= Aim =
Which lines of the records contain "sztuki"? Collect every one of them.

Part of a data file
========

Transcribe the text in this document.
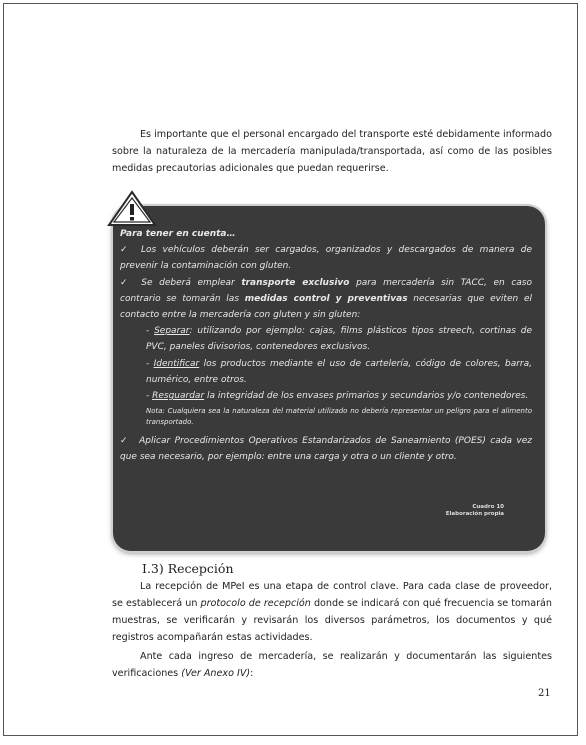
Es importante que el personal encargado del transporte esté debidamente informado sobre la naturaleza de la mercadería manipulada/transportada, así como de las posibles medidas precautorias adicionales que puedan requerirse.

Para tener en cuenta…

✓ Los vehículos deberán ser cargados, organizados y descargados de manera de prevenir la contaminación con gluten.

✓ Se deberá emplear transporte exclusivo para mercadería sin TACC, en caso contrario se tomarán las medidas control y preventivas necesarias que eviten el contacto entre la mercadería con gluten y sin gluten:

- Separar: utilizando por ejemplo: cajas, films plásticos tipos streech, cortinas de PVC, paneles divisorios, contenedores exclusivos.

- Identificar los productos mediante el uso de cartelería, código de colores, barra, numérico, entre otros.

- Resguardar la integridad de los envases primarios y secundarios y/o contenedores.

Nota: Cualquiera sea la naturaleza del material utilizado no debería representar un peligro para el alimento transportado.

✓ Aplicar Procedimientos Operativos Estandarizados de Saneamiento (POES) cada vez que sea necesario, por ejemplo: entre una carga y otra o un cliente y otro.

Cuadro 10
Elaboración propia
I.3) Recepción

La recepción de MPeI es una etapa de control clave. Para cada clase de proveedor, se establecerá un protocolo de recepción donde se indicará con qué frecuencia se tomarán muestras, se verificarán y revisarán los diversos parámetros, los documentos y qué registros acompañarán estas actividades.

Ante cada ingreso de mercadería, se realizarán y documentarán las siguientes verificaciones (Ver Anexo IV):

21
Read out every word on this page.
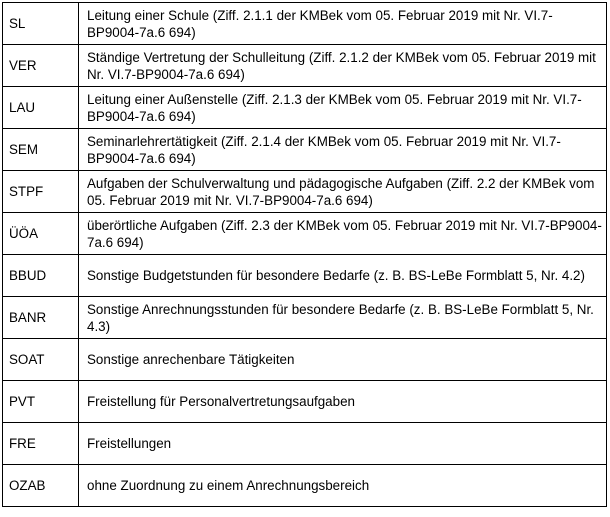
SL	Leitung einer Schule (Ziff. 2.1.1 der KMBek vom 05. Februar 2019 mit Nr. VI.7-BP9004-7a.6 694)
VER	Ständige Vertretung der Schulleitung (Ziff. 2.1.2 der KMBek vom 05. Februar 2019 mit Nr. VI.7-BP9004-7a.6 694)
LAU	Leitung einer Außenstelle (Ziff. 2.1.3 der KMBek vom 05. Februar 2019 mit Nr. VI.7-BP9004-7a.6 694)
SEM	Seminarlehrertätigkeit (Ziff. 2.1.4 der KMBek vom 05. Februar 2019 mit Nr. VI.7-BP9004-7a.6 694)
STPF	Aufgaben der Schulverwaltung und pädagogische Aufgaben (Ziff. 2.2 der KMBek vom 05. Februar 2019 mit Nr. VI.7-BP9004-7a.6 694)
ÜÖA	überörtliche Aufgaben (Ziff. 2.3 der KMBek vom 05. Februar 2019 mit Nr. VI.7-BP9004-7a.6 694)
BBUD	Sonstige Budgetstunden für besondere Bedarfe (z. B. BS-LeBe Formblatt 5, Nr. 4.2)
BANR	Sonstige Anrechnungsstunden für besondere Bedarfe (z. B. BS-LeBe Formblatt 5, Nr. 4.3)
SOAT	Sonstige anrechenbare Tätigkeiten
PVT	Freistellung für Personalvertretungsaufgaben
FRE	Freistellungen
OZAB	ohne Zuordnung zu einem Anrechnungsbereich
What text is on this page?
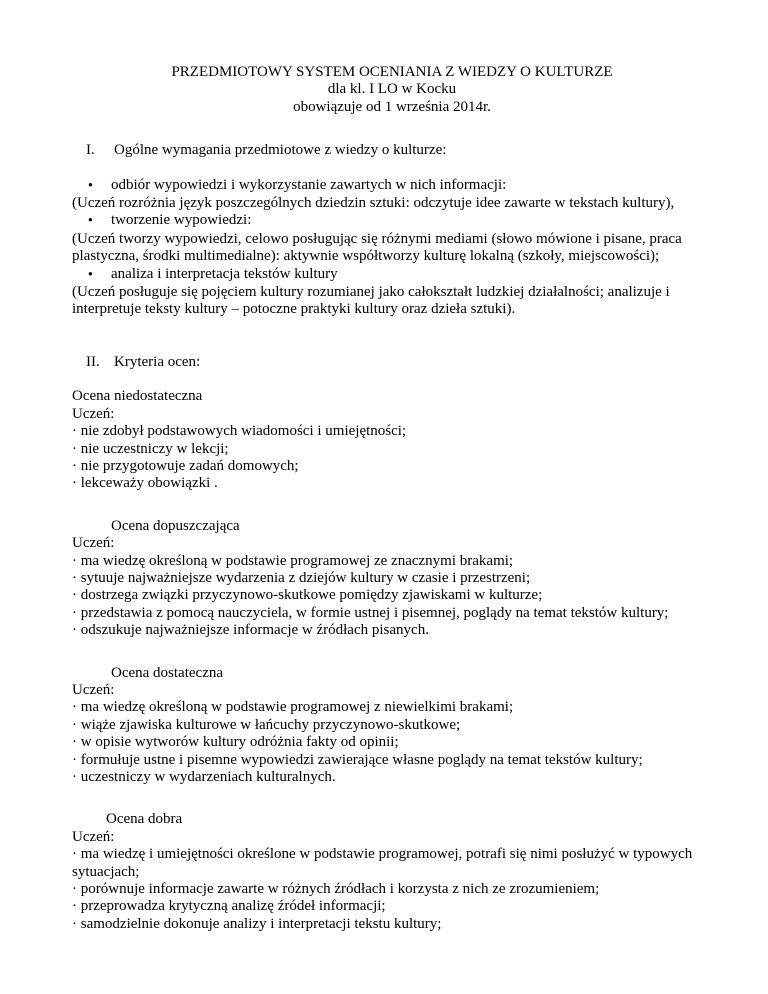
PRZEDMIOTOWY SYSTEM OCENIANIA Z WIEDZY O KULTURZE
dla kl. I LO w Kocku
obowiązuje od 1 września 2014r.
I.	Ogólne wymagania przedmiotowe z wiedzy o kulturze:
●
odbiór wypowiedzi i wykorzystanie zawartych w nich informacji:
(Uczeń rozróżnia język poszczególnych dziedzin sztuki: odczytuje idee zawarte w tekstach kultury),
●
tworzenie wypowiedzi:
(Uczeń tworzy wypowiedzi, celowo posługując się różnymi mediami (słowo mówione i pisane, praca plastyczna, środki multimedialne): aktywnie współtworzy kulturę lokalną (szkoły, miejscowości);
●
analiza i interpretacja tekstów kultury
(Uczeń posługuje się pojęciem kultury rozumianej jako całokształt ludzkiej działalności; analizuje i interpretuje teksty kultury – potoczne praktyki kultury oraz dzieła sztuki).
II. Kryteria ocen:
Ocena niedostateczna
Uczeń:
· nie zdobył podstawowych wiadomości i umiejętności;
· nie uczestniczy w lekcji;
· nie przygotowuje zadań domowych;
· lekceważy obowiązki .
Ocena dopuszczająca
Uczeń:
· ma wiedzę określoną w podstawie programowej ze znacznymi brakami;
· sytuuje najważniejsze wydarzenia z dziejów kultury w czasie i przestrzeni;
· dostrzega związki przyczynowo-skutkowe pomiędzy zjawiskami w kulturze;
· przedstawia z pomocą nauczyciela, w formie ustnej i pisemnej, poglądy na temat tekstów kultury;
· odszukuje najważniejsze informacje w źródłach pisanych.
Ocena dostateczna
Uczeń:
· ma wiedzę określoną w podstawie programowej z niewielkimi brakami;
· wiąże zjawiska kulturowe w łańcuchy przyczynowo-skutkowe;
· w opisie wytworów kultury odróżnia fakty od opinii;
· formułuje ustne i pisemne wypowiedzi zawierające własne poglądy na temat tekstów kultury;
· uczestniczy w wydarzeniach kulturalnych.
Ocena dobra
Uczeń:
· ma wiedzę i umiejętności określone w podstawie programowej, potrafi się nimi posłużyć w typowych sytuacjach;
· porównuje informacje zawarte w różnych źródłach i korzysta z nich ze zrozumieniem;
· przeprowadza krytyczną analizę źródeł informacji;
· samodzielnie dokonuje analizy i interpretacji tekstu kultury;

========

= Exercise output =
(Uczeń rozróżnia język poszczególnych dziedzin sztuki: odczytuje idee zawarte w tekstach kultury),
(Uczeń posługuje się pojęciem kultury rozumianej jako całokształt ludzkiej działalności; analizuje i interpretuje teksty kultury – potoczne praktyki kultury oraz dzieła sztuki).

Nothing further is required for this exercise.